Exercise: Print all entries precisely as they are written.

[START]

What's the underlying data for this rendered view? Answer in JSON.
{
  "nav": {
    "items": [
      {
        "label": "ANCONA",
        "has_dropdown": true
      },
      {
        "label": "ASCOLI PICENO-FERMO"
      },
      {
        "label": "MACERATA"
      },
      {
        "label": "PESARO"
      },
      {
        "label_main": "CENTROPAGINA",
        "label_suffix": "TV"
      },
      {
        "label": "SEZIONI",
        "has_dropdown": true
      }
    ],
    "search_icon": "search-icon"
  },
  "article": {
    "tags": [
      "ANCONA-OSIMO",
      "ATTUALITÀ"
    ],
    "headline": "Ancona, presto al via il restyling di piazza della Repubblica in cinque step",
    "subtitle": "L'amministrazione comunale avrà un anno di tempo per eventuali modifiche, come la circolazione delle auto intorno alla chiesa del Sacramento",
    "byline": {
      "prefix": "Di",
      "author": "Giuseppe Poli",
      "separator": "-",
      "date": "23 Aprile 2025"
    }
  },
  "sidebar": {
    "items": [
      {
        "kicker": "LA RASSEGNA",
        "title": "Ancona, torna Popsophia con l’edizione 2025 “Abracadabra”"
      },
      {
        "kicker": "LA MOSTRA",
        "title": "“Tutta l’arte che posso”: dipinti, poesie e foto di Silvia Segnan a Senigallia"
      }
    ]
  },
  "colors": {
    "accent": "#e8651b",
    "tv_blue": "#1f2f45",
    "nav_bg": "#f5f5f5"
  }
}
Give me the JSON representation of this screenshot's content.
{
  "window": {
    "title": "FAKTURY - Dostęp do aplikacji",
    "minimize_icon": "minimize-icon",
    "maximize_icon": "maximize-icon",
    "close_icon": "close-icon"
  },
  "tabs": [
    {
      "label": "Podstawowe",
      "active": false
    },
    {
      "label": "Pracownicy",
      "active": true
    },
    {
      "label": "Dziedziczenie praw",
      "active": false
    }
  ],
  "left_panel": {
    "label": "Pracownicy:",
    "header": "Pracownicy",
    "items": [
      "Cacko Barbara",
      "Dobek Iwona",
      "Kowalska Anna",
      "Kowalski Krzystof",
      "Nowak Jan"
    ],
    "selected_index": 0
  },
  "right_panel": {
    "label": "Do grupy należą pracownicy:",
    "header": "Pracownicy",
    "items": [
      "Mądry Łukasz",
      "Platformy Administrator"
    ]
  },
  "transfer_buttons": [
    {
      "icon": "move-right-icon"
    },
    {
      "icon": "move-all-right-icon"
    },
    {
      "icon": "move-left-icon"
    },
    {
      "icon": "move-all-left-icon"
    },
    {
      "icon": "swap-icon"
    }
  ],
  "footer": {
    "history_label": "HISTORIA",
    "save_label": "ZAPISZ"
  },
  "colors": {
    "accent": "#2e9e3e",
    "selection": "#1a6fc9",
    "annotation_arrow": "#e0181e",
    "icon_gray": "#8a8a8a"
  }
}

[END]

Correct result:
What's the underlying data for this rendered view? Answer in JSON.
{
  "nav": {
    "items": [
      {
        "label": "ANCONA",
        "has_dropdown": true
      },
      {
        "label": "ASCOLI PICENO-FERMO"
      },
      {
        "label": "MACERATA"
      },
      {
        "label": "PESARO"
      },
      {
        "label_main": "CENTROPAGINA",
        "label_suffix": "TV"
      },
      {
        "label": "SEZIONI",
        "has_dropdown": true
      }
    ],
    "search_icon": "search-icon"
  },
  "article": {
    "tags": [
      "ANCONA-OSIMO",
      "ATTUALITÀ"
    ],
    "headline": "Ancona, presto al via il restyling di piazza della Repubblica in cinque step",
    "subtitle": "L'amministrazione comunale avrà un anno di tempo per eventuali modifiche, come la circolazione delle auto intorno alla chiesa del Sacramento",
    "byline": {
      "prefix": "Di",
      "author": "Giuseppe Poli",
      "separator": "-",
      "date": "23 Aprile 2025"
    }
  },
  "sidebar": {
    "items": [
      {
        "kicker": "LA RASSEGNA",
        "title": "Ancona, torna Popsophia con l’edizione 2025 “Abracadabra”"
      },
      {
        "kicker": "LA MOSTRA",
        "title": "“Tutta l’arte che posso”: dipinti, poesie e foto di Silvia Segnan a Senigallia"
      }
    ]
  },
  "colors": {
    "accent": "#e8651b",
    "tv_blue": "#1f2f45",
    "nav_bg": "#f5f5f5"
  }
}
Give me the JSON representation of this screenshot's content.
{
  "window": {
    "title": "FAKTURY - Dostęp do aplikacji",
    "minimize_icon": "minimize-icon",
    "maximize_icon": "maximize-icon",
    "close_icon": "close-icon"
  },
  "tabs": [
    {
      "label": "Podstawowe",
      "active": false
    },
    {
      "label": "Pracownicy",
      "active": true
    },
    {
      "label": "Dziedziczenie praw",
      "active": false
    }
  ],
  "left_panel": {
    "label": "Pracownicy:",
    "header": "Pracownicy",
    "items": [
      "Cacko Barbara",
      "Dobek Iwona",
      "Kowalska Anna",
      "Kowalski Krzystof",
      "Nowak Jan"
    ],
    "selected_index": 0
  },
  "right_panel": {
    "label": "Do grupy należą pracownicy:",
    "header": "Pracownicy",
    "items": [
      "Mądry Łukasz",
      "Platformy Administrator"
    ]
  },
  "transfer_buttons": [
    {
      "icon": "move-right-icon"
    },
    {
      "icon": "move-all-right-icon"
    },
    {
      "icon": "move-left-icon"
    },
    {
      "icon": "move-all-left-icon"
    },
    {
      "icon": "swap-icon"
    }
  ],
  "footer": {
    "history_label": "HISTORIA",
    "save_label": "ZAPISZ"
  },
  "colors": {
    "accent": "#2e9e3e",
    "selection": "#1a6fc9",
    "annotation_arrow": "#e0181e",
    "icon_gray": "#8a8a8a"
  }
}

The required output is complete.